■ **TASK OBJECTIVE**: Your task is to transcribe all of the records exactly and leave out the pictures.

Extracted records:
•••••
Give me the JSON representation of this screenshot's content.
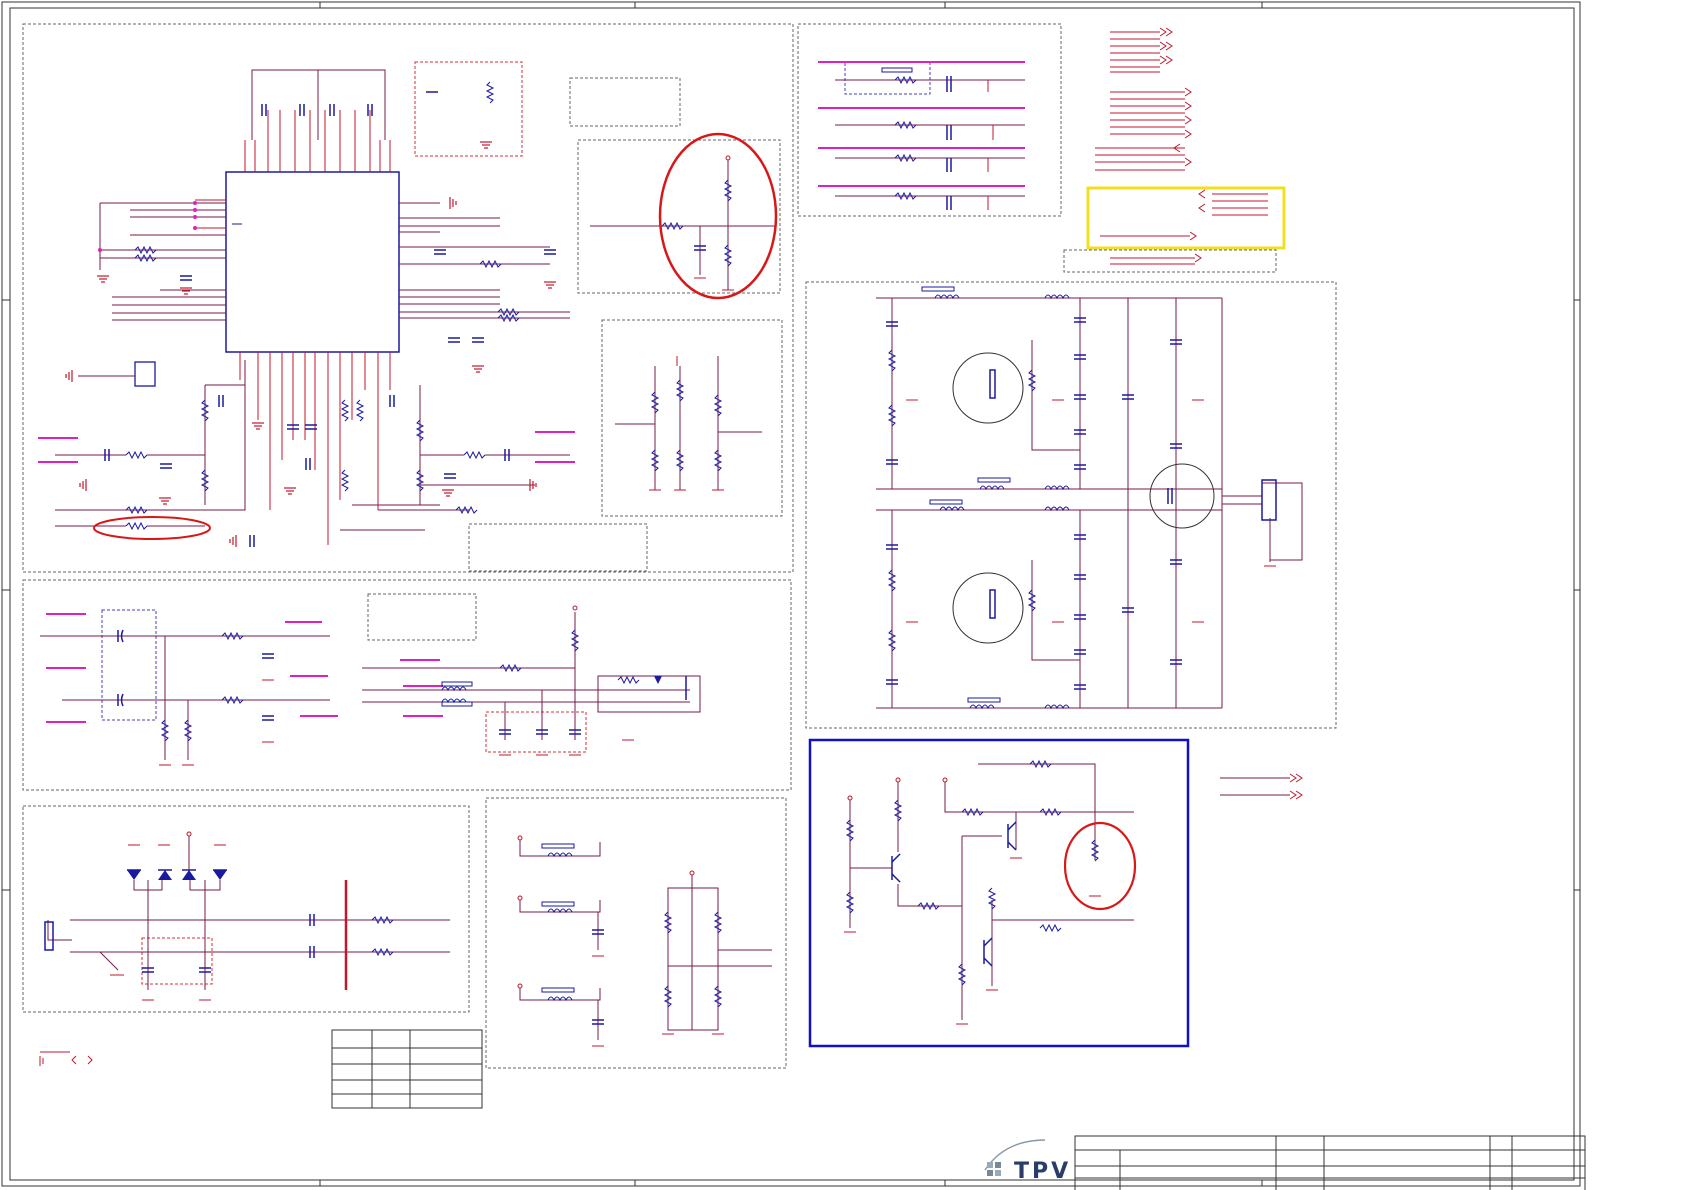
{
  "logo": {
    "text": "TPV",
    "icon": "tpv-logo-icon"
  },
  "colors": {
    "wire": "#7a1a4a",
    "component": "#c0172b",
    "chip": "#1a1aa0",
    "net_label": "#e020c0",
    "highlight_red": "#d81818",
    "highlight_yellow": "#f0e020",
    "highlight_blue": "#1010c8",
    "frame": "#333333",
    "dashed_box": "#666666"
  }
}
•••••
■ **RESPONSE TO THIS EXERCISE**:
Give me the JSON representation of this screenshot's content.
{
  "logo": {
    "text": "TPV",
    "icon": "tpv-logo-icon"
  },
  "colors": {
    "wire": "#7a1a4a",
    "component": "#c0172b",
    "chip": "#1a1aa0",
    "net_label": "#e020c0",
    "highlight_red": "#d81818",
    "highlight_yellow": "#f0e020",
    "highlight_blue": "#1010c8",
    "frame": "#333333",
    "dashed_box": "#666666"
  }
}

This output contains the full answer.